QUOTED PASSAGE
The Supreme Court issued a 4-4 per curiam decision affirming (pdf) the Ninth Circuit Court’s decision in Costco vs. Omega. Basically Omega sells its watches cheaper abroad, and Costco was re-importing them from a reseller to give the discount to US customers. This was a copyright violation, says Omega, and the Ninth Circuit reverse the lower court decision in favor of Costco. Why does this matter? As I mentioned earlier, a decision for Costco would let resellers sell cheap textbooks in the US. When I was in Delhi I picked up a copy of Feller Vol. 1 (the Vol. 2 was a little beat up so I decided to get it another time) for Rs. 400 (under 10 bucks), a savings of over $120 from the price on Amazon. Admittedly, it’s softcover and the paper is not quite as nice, but the way publishers gouge people on technical books is astonishing.
I’ve seen this quote excerpted in parts before, but not the whole thing:
I repeat, feedback is a method for controlling a system by reinserting into it the results of its past performance. If these results are merely used as numerical data for the criticism of the system and its regulation, we have the simple feedback of the control engineers. If, however, the information which proceeds backward from the performance is able to change the general method and pattern of performance, we have a process which may well be called learning.
– Norbert Wiener, The Human Use of Human Beings
It is a strange distinction Wiener is trying to make here. First, Wiener tries to make “numerical data” a simple special case, and equates control as the manipulation of numerical data. However, he doesn’t contrast numbers with something else (presumably non-numerical) which can “change the general method and pattern.” Taking it from the other direction, he implies that mere control engineering cannot accomplish “learning.” That is, from numerical data and “criticism of the system” we cannot change how the system works. By Wiener’s lights, pretty much all of the work in mathematical control and machine learning would be classified as control.
I am, of course, missing the context in which Wiener was writing. But I’m not sure what I’m missing. For example, at the time a “control engineer” may have been more of a regulator, so in the first case Wiener may be referring to putting a human in the loop. In the book he makes a distinction between data and algorithms (the “taping”) which has been fuzzed up by computer science. If this distinction leads to drawing a line between control and learning, then is there a distinction between control and learning?

EXTRACTED RECORDS
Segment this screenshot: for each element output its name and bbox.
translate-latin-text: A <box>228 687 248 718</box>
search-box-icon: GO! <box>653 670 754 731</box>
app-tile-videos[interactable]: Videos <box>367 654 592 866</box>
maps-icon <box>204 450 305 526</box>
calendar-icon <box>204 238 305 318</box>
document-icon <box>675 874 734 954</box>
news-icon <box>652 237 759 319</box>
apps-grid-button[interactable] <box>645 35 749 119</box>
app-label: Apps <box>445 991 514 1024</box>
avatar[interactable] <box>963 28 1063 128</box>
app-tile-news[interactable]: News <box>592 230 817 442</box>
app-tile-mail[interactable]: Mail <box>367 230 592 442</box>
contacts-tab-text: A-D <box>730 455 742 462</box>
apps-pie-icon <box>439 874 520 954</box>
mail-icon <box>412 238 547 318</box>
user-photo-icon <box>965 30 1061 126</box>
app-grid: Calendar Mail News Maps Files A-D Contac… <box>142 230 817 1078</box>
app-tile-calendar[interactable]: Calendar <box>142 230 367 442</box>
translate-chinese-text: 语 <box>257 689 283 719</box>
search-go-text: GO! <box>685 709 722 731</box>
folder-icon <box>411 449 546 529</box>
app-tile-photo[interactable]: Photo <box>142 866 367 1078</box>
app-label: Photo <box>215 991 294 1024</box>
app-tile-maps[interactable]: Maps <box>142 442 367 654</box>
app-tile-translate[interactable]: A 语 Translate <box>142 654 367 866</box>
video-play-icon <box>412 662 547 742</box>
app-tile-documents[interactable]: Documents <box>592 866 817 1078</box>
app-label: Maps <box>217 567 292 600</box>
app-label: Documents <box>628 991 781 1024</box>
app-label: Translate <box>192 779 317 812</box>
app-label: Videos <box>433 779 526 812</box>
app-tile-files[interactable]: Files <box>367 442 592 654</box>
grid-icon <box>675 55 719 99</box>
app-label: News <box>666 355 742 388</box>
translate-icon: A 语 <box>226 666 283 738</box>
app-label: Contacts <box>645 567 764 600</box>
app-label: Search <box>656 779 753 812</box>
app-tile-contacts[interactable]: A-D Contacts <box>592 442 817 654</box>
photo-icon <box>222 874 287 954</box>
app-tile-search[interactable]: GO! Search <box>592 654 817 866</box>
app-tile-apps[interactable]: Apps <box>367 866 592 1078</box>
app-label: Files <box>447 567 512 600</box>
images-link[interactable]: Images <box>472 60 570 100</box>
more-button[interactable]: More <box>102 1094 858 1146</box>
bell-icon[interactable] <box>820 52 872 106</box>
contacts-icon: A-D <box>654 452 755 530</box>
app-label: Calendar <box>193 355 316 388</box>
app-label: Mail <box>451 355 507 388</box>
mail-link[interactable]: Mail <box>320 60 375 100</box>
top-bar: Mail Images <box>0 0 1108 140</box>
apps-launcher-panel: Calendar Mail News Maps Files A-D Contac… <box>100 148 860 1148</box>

DIRECTIONS
a - In the blog post, what price did the author pay in Delhi for a copy of Feller Vol. 1?
b - Please quote the blog post verbatim between "I’ve seen this" and "be called learning.", inclusive.

ANSWERS TO THE EXERCISE
a - Rs. 400, which is under 10 bucks.

b -
I’ve seen this quote excerpted in parts before, but not the whole thing:
I repeat, feedback is a method for controlling a system by reinserting into it the results of its past performance. If these results are merely used as numerical data for the criticism of the system and its regulation, we have the simple feedback of the control engineers. If, however, the information which proceeds backward from the performance is able to change the general method and pattern of performance, we have a process which may well be called learning.